■ **The task**
Please arrange every line of the listing below as a numbered list, leaving out any blank lines.
begin Input data
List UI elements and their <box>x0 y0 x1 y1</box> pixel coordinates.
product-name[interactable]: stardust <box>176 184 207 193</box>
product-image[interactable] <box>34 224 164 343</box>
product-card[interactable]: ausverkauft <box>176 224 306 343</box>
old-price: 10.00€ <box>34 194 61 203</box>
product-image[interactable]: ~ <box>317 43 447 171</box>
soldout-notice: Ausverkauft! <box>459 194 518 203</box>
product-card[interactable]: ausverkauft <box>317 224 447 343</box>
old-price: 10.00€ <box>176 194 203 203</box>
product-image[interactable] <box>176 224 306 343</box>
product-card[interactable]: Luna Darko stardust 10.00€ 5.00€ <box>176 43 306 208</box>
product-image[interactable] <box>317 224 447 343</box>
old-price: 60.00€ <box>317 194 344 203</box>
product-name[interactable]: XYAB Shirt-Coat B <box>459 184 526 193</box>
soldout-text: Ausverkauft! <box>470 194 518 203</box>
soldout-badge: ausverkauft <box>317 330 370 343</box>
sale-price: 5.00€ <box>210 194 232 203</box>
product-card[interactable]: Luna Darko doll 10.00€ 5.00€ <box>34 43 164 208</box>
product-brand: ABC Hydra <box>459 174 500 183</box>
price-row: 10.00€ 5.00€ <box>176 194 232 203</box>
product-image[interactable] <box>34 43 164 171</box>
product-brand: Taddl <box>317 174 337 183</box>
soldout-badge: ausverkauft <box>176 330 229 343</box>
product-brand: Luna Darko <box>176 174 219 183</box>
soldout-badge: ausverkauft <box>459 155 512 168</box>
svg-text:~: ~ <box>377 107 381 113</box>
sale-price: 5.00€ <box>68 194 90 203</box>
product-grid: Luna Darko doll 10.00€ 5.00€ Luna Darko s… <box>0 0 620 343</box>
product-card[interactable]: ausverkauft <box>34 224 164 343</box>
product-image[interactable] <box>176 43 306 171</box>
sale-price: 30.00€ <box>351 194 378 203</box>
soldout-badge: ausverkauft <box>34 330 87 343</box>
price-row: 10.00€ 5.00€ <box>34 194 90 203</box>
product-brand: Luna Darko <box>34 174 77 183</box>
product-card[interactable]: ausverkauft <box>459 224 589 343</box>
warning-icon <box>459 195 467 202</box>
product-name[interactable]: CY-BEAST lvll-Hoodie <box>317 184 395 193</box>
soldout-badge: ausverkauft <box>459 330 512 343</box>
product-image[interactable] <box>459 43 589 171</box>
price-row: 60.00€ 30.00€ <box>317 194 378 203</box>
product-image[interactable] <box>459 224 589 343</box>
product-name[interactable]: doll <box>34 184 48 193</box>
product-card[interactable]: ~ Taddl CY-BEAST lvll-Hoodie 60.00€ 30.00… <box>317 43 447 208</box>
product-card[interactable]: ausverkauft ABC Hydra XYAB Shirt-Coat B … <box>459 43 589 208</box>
end Input data
■ **Written reply**
1. List UI elements and their <box>x0 y0 x1 y1</box> pixel coordinates.
2. product-name[interactable]: stardust <box>176 184 207 193</box>
3. product-image[interactable] <box>34 224 164 343</box>
4. product-card[interactable]: ausverkauft <box>176 224 306 343</box>
5. old-price: 10.00€ <box>34 194 61 203</box>
6. product-image[interactable]: ~ <box>317 43 447 171</box>
7. soldout-notice: Ausverkauft! <box>459 194 518 203</box>
8. product-card[interactable]: ausverkauft <box>317 224 447 343</box>
9. old-price: 10.00€ <box>176 194 203 203</box>
10. product-image[interactable] <box>176 224 306 343</box>
11. product-card[interactable]: Luna Darko stardust 10.00€ 5.00€ <box>176 43 306 208</box>
12. product-image[interactable] <box>317 224 447 343</box>
13. old-price: 60.00€ <box>317 194 344 203</box>
14. product-name[interactable]: XYAB Shirt-Coat B <box>459 184 526 193</box>
15. soldout-text: Ausverkauft! <box>470 194 518 203</box>
16. soldout-badge: ausverkauft <box>317 330 370 343</box>
17. sale-price: 5.00€ <box>210 194 232 203</box>
18. product-card[interactable]: Luna Darko doll 10.00€ 5.00€ <box>34 43 164 208</box>
19. product-brand: ABC Hydra <box>459 174 500 183</box>
20. price-row: 10.00€ 5.00€ <box>176 194 232 203</box>
21. product-image[interactable] <box>34 43 164 171</box>
22. product-brand: Taddl <box>317 174 337 183</box>
23. soldout-badge: ausverkauft <box>176 330 229 343</box>
24. product-brand: Luna Darko <box>176 174 219 183</box>
25. soldout-badge: ausverkauft <box>459 155 512 168</box>
26. svg-text:~: ~ <box>377 107 381 113</box>
27. sale-price: 5.00€ <box>68 194 90 203</box>
28. product-grid: Luna Darko doll 10.00€ 5.00€ Luna Darko s… <box>0 0 620 343</box>
29. product-card[interactable]: ausverkauft <box>34 224 164 343</box>
30. product-image[interactable] <box>176 43 306 171</box>
31. sale-price: 30.00€ <box>351 194 378 203</box>
32. soldout-badge: ausverkauft <box>34 330 87 343</box>
33. price-row: 10.00€ 5.00€ <box>34 194 90 203</box>
34. product-brand: Luna Darko <box>34 174 77 183</box>
35. product-card[interactable]: ausverkauft <box>459 224 589 343</box>
36. warning-icon <box>459 195 467 202</box>
37. product-name[interactable]: CY-BEAST lvll-Hoodie <box>317 184 395 193</box>
38. soldout-badge: ausverkauft <box>459 330 512 343</box>
39. product-image[interactable] <box>459 43 589 171</box>
40. price-row: 60.00€ 30.00€ <box>317 194 378 203</box>
41. product-image[interactable] <box>459 224 589 343</box>
42. product-name[interactable]: doll <box>34 184 48 193</box>
43. product-card[interactable]: ~ Taddl CY-BEAST lvll-Hoodie 60.00€ 30.00… <box>317 43 447 208</box>
44. product-card[interactable]: ausverkauft ABC Hydra XYAB Shirt-Coat B … <box>459 43 589 208</box>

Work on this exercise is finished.